Single survival

Say no to the misery of matchmaking

Imagine at what distant depth of ebb you’d have to be to ask a friend to set you up with someone. To be plundering your friends’ friends for potential dates, like Google with a stiffy, you must have truly run out of options. People may scoff at online dating or even picking someone up in a bar, but to cast your incestuous net only as far as the puddle next door shows a lack of pluck and imagination.

Agreeing or volunteering to set mates up with each other is the worst idea you’re likely to have, save for those orange slacks you thought would look good on you in the ‘90s. Whether your forlorn singleton friend has had their eye on a particular someone within your social circle or is just throwing out a speculative “Surely you must know some hot, single guys for me?” there’s seldom a pot of gold at the end of the matchmaking rainbow. Well, for you, at least.

It’s a common misconception that people you know, or your friends know, will like each other.

▶ **RAW DATA**
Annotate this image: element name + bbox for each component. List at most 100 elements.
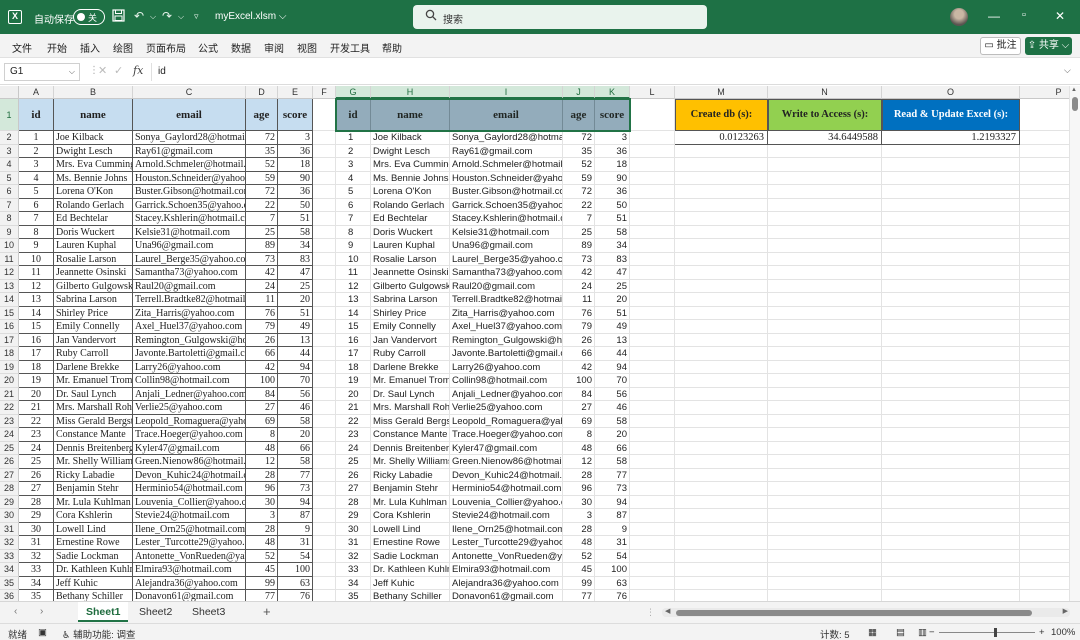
empty-cell[interactable] [630, 428, 675, 442]
table1-cell-name[interactable]: Benjamin Stehr [54, 482, 133, 496]
table2-cell-id[interactable]: 12 [336, 279, 371, 293]
table1-cell-score[interactable]: 76 [278, 590, 313, 601]
table2-cell-age[interactable]: 22 [563, 198, 595, 212]
table1-cell-id[interactable]: 7 [19, 212, 54, 226]
table1-cell-id[interactable]: 22 [19, 414, 54, 428]
empty-cell[interactable] [882, 266, 1020, 280]
table1-cell-id[interactable]: 11 [19, 266, 54, 280]
table2-cell-score[interactable]: 47 [595, 266, 630, 280]
empty-cell[interactable] [630, 576, 675, 590]
table1-cell-email[interactable]: Stacey.Kshlerin@hotmail.com [133, 212, 246, 226]
table2-cell-name[interactable]: Ms. Bennie Johns [371, 171, 450, 185]
empty-cell[interactable] [768, 563, 882, 577]
column-header-a[interactable]: A [19, 86, 54, 99]
table2-cell-age[interactable]: 100 [563, 374, 595, 388]
table2-cell-name[interactable]: Ed Bechtelar [371, 212, 450, 226]
empty-cell[interactable] [882, 374, 1020, 388]
table1-cell-age[interactable]: 73 [246, 252, 278, 266]
empty-cell[interactable] [1020, 347, 1069, 361]
table2-cell-id[interactable]: 32 [336, 549, 371, 563]
empty-cell[interactable] [313, 198, 336, 212]
empty-cell[interactable] [1020, 280, 1069, 293]
table1-cell-email[interactable]: Javonte.Bartoletti@gmail.com [133, 347, 246, 361]
row-header-6[interactable]: 6 [0, 185, 19, 199]
table2-cell-id[interactable]: 31 [336, 536, 371, 550]
table1-cell-id[interactable]: 3 [19, 158, 54, 172]
table2-cell-name[interactable]: Sadie Lockman [371, 549, 450, 563]
column-header-n[interactable]: N [768, 86, 882, 99]
column-header-h[interactable]: H [371, 86, 450, 99]
empty-cell[interactable] [313, 212, 336, 226]
empty-cell[interactable] [675, 522, 768, 536]
empty-cell[interactable] [768, 333, 882, 347]
empty-cell[interactable] [675, 482, 768, 496]
table1-cell-name[interactable]: Ernestine Rowe [54, 536, 133, 550]
table1-cell-email[interactable]: Leopold_Romaguera@yahoo.com [133, 414, 246, 428]
table2-cell-age[interactable]: 48 [563, 536, 595, 550]
empty-cell[interactable] [1020, 482, 1069, 496]
empty-cell[interactable] [675, 563, 768, 577]
column-header-i[interactable]: I [450, 86, 563, 99]
table1-cell-id[interactable]: 27 [19, 482, 54, 496]
empty-cell[interactable] [630, 455, 675, 469]
table2-header-age[interactable]: age [563, 99, 595, 131]
table2-cell-email[interactable]: Elmira93@hotmail.com [450, 563, 563, 577]
empty-cell[interactable] [1020, 469, 1069, 482]
table2-cell-id[interactable]: 30 [336, 522, 371, 536]
table2-cell-age[interactable]: 35 [563, 144, 595, 158]
table1-cell-age[interactable]: 26 [246, 333, 278, 347]
empty-cell[interactable] [630, 212, 675, 226]
table2-cell-score[interactable]: 25 [595, 279, 630, 293]
table2-cell-id[interactable]: 20 [336, 387, 371, 401]
column-header-k[interactable]: K [595, 86, 630, 99]
table2-cell-name[interactable]: Mrs. Eva Cummings [371, 158, 450, 172]
table2-cell-name[interactable]: Rosalie Larson [371, 252, 450, 266]
table2-cell-age[interactable]: 8 [563, 428, 595, 442]
column-header-f[interactable]: F [313, 86, 336, 99]
empty-cell[interactable] [1020, 388, 1069, 401]
table2-cell-name[interactable]: Shirley Price [371, 306, 450, 320]
table2-cell-email[interactable]: Kyler47@gmail.com [450, 441, 563, 455]
empty-cell[interactable] [313, 590, 336, 601]
table1-cell-email[interactable]: Zita_Harris@yahoo.com [133, 306, 246, 320]
table2-cell-age[interactable]: 66 [563, 347, 595, 361]
table1-cell-email[interactable]: Alejandra36@yahoo.com [133, 576, 246, 590]
row-header-10[interactable]: 10 [0, 239, 19, 253]
empty-cell[interactable] [882, 495, 1020, 509]
accessibility-status[interactable]: ♿ 辅助功能: 调查 [62, 627, 135, 640]
table2-cell-score[interactable]: 94 [595, 495, 630, 509]
table2-cell-name[interactable]: Joe Kilback [371, 131, 450, 145]
table2-cell-score[interactable]: 51 [595, 306, 630, 320]
table1-cell-id[interactable]: 15 [19, 320, 54, 334]
table1-cell-email[interactable]: Laurel_Berge35@yahoo.com [133, 252, 246, 266]
table2-cell-id[interactable]: 34 [336, 576, 371, 590]
empty-cell[interactable] [768, 509, 882, 523]
table2-cell-id[interactable]: 1 [336, 131, 371, 145]
table2-cell-age[interactable]: 59 [563, 171, 595, 185]
vertical-scroll-thumb[interactable] [1072, 97, 1078, 111]
empty-cell[interactable] [882, 414, 1020, 428]
table1-cell-email[interactable]: Sonya_Gaylord28@hotmail.com [133, 131, 246, 145]
table1-cell-email[interactable]: Stevie24@hotmail.com [133, 509, 246, 523]
table1-cell-age[interactable]: 30 [246, 495, 278, 509]
sheet-tab-sheet1[interactable]: Sheet1 [78, 602, 129, 622]
table1-cell-email[interactable]: Remington_Gulgowski@hotmail.com [133, 333, 246, 347]
empty-cell[interactable] [768, 482, 882, 496]
empty-cell[interactable] [675, 401, 768, 415]
redo-dropdown-icon[interactable]: ⌵ [178, 12, 184, 22]
table1-cell-score[interactable]: 36 [278, 185, 313, 199]
table1-cell-age[interactable]: 72 [246, 131, 278, 145]
empty-cell[interactable] [768, 549, 882, 563]
empty-cell[interactable] [313, 522, 336, 536]
table2-cell-score[interactable]: 51 [595, 212, 630, 226]
zoom-slider-knob[interactable] [994, 628, 997, 637]
table1-cell-email[interactable]: Green.Nienow86@hotmail.com [133, 455, 246, 469]
empty-cell[interactable] [630, 590, 675, 601]
table1-cell-age[interactable]: 27 [246, 401, 278, 415]
table1-cell-score[interactable]: 54 [278, 549, 313, 563]
table1-cell-id[interactable]: 23 [19, 428, 54, 442]
empty-cell[interactable] [882, 144, 1020, 158]
zoom-level[interactable]: 100% [1051, 627, 1075, 638]
macro-record-icon[interactable]: ▣ [38, 627, 47, 638]
scroll-right-icon[interactable]: ▶ [1063, 607, 1068, 615]
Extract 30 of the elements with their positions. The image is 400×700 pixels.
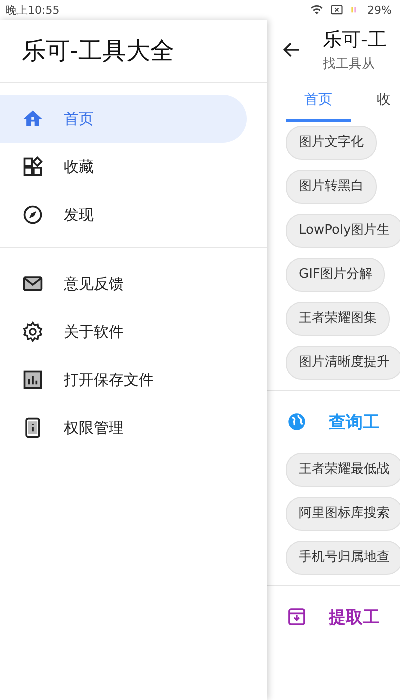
tool-chip[interactable]: 王者荣耀图集 xyxy=(286,302,390,336)
tool-chip[interactable]: 手机号归属地查 xyxy=(286,541,400,575)
tool-chip[interactable]: 图片转黑白 xyxy=(286,170,377,204)
grid-icon xyxy=(22,156,44,178)
tool-chip[interactable]: 阿里图标库搜索 xyxy=(286,497,400,531)
menu-item[interactable]: 关于软件 xyxy=(0,308,247,356)
tool-chip[interactable]: 图片文字化 xyxy=(286,126,377,160)
tool-chip[interactable]: GIF图片分解 xyxy=(286,258,386,292)
menu-item[interactable]: 首页 xyxy=(0,95,247,143)
menu-item[interactable]: 打开保存文件 xyxy=(0,356,247,404)
tab[interactable]: 收 xyxy=(371,80,393,122)
tool-chip[interactable]: 王者荣耀最低战 xyxy=(286,453,400,487)
battery-percent: 29% xyxy=(368,4,392,16)
wifi-icon xyxy=(310,3,324,17)
menu-item[interactable]: 意见反馈 xyxy=(0,260,247,308)
menu-item[interactable]: 权限管理 xyxy=(0,404,247,452)
chart-icon xyxy=(22,369,44,391)
tool-chip[interactable]: 图片清晰度提升 xyxy=(286,346,400,380)
section-title: 提取工 xyxy=(329,606,380,628)
settings-icon xyxy=(22,321,44,343)
sim-card-icon xyxy=(330,3,344,17)
menu-item[interactable]: 发现 xyxy=(0,191,247,239)
menu-item[interactable]: 收藏 xyxy=(0,143,247,191)
page-title: 乐可-工 xyxy=(323,28,387,53)
compass-icon xyxy=(22,204,44,226)
status-time: 晚上10:55 xyxy=(6,2,60,18)
tab[interactable]: 首页 xyxy=(286,80,351,122)
page-subtitle: 找工具从 xyxy=(323,56,376,73)
section-title: 查询工 xyxy=(329,412,380,434)
tool-chip[interactable]: LowPoly图片生 xyxy=(286,214,400,248)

▶ **WHAT TO PRODUCE**
According to the piece on matchmaking, what is a common misconception?

▶ **THE RESULT**
That people you know, or your friends know, will like each other.